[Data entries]
((
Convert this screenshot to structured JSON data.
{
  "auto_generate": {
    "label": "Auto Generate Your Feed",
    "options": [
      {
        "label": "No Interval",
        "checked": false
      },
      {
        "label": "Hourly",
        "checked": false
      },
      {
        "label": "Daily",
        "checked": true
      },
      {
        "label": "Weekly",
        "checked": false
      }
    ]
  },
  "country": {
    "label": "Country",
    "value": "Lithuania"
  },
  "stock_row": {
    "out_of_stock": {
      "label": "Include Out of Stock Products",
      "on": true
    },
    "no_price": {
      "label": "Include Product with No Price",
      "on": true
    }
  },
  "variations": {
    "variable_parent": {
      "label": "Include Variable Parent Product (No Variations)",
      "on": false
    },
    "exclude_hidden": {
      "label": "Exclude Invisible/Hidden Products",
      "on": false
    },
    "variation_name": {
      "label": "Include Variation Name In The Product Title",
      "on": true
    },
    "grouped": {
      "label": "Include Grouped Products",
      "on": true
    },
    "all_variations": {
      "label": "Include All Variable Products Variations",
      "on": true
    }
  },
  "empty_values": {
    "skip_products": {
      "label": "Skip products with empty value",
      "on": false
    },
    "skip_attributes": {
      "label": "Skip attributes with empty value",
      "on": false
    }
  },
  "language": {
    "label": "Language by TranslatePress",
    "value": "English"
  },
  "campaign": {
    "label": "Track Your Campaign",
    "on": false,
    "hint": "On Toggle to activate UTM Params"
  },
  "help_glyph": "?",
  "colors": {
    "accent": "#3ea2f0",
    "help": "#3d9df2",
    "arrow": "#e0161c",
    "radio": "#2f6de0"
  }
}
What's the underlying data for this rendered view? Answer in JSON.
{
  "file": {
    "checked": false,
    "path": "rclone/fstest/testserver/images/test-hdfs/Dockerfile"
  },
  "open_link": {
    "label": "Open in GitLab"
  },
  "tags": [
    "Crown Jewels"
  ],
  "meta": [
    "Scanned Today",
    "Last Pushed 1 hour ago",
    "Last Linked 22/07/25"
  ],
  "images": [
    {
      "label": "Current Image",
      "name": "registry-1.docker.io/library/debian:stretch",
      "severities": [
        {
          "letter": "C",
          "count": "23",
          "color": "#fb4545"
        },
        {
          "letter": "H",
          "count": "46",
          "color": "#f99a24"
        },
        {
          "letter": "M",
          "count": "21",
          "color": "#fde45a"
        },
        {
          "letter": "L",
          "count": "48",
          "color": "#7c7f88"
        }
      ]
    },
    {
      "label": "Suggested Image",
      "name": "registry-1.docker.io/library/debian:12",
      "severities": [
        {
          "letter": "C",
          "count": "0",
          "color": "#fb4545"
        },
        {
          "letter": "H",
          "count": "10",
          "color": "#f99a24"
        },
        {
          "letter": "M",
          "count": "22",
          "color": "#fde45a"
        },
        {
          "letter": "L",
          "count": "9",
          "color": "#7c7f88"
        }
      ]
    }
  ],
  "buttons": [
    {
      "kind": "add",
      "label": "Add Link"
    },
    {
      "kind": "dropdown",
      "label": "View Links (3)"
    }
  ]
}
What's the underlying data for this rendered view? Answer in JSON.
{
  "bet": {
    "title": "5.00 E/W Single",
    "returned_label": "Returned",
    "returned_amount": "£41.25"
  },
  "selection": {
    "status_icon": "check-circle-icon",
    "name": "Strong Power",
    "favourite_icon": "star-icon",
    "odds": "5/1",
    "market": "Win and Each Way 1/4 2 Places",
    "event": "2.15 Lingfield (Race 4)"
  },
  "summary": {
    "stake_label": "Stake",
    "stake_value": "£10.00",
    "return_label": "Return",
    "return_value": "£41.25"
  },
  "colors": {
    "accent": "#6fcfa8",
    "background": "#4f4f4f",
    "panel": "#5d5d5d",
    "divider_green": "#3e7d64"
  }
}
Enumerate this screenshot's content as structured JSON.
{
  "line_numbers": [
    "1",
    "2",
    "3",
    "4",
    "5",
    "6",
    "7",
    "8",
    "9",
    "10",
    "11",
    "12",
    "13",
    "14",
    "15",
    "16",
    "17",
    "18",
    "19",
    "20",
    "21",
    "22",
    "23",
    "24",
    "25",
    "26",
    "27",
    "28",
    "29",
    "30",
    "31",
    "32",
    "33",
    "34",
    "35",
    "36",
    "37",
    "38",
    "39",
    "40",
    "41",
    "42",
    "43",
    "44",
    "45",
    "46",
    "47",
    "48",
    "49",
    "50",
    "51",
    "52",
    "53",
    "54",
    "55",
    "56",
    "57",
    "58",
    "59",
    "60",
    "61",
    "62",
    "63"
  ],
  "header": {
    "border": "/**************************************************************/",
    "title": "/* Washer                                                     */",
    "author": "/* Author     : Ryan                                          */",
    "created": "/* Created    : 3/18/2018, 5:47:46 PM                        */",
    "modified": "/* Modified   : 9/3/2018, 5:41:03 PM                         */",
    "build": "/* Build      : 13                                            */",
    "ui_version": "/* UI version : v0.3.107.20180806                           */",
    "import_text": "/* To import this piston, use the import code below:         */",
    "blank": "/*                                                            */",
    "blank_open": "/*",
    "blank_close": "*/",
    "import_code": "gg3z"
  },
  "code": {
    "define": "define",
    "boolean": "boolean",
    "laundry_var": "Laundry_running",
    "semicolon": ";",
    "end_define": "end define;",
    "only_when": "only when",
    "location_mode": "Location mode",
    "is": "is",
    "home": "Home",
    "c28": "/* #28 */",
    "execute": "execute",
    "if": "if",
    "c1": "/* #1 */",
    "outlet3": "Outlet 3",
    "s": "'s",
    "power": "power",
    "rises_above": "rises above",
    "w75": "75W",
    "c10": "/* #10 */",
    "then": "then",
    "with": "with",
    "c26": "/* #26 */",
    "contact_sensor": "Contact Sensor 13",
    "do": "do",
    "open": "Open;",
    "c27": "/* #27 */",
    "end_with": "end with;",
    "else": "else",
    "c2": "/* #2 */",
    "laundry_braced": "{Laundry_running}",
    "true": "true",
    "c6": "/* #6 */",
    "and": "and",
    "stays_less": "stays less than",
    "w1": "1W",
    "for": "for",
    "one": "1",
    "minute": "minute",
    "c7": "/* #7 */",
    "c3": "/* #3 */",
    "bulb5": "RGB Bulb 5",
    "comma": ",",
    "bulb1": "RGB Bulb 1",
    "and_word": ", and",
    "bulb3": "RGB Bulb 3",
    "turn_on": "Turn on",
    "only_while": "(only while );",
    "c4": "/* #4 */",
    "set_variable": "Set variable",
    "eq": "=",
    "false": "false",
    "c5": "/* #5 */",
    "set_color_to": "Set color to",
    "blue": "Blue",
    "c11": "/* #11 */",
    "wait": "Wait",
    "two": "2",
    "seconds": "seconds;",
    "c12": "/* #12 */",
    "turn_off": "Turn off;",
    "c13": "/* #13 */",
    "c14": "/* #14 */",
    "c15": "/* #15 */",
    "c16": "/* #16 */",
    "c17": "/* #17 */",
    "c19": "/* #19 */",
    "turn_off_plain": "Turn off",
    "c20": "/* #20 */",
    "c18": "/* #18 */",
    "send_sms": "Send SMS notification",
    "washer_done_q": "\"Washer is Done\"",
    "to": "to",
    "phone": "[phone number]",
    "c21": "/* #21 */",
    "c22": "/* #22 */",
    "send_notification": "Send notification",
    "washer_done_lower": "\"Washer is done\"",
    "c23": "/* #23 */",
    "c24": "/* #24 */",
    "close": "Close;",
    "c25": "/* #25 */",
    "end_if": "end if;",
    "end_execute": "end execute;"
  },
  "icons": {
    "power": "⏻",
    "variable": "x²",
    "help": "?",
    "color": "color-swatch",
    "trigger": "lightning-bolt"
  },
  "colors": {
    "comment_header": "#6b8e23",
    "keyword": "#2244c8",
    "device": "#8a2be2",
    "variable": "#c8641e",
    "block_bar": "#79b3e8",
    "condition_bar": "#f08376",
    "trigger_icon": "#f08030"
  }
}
))
Aim ▸ Using the records above, pull out each line where the word "only" occurs.

Solution ▸
    "only_when": "only when",
    "only_while": "(only while );",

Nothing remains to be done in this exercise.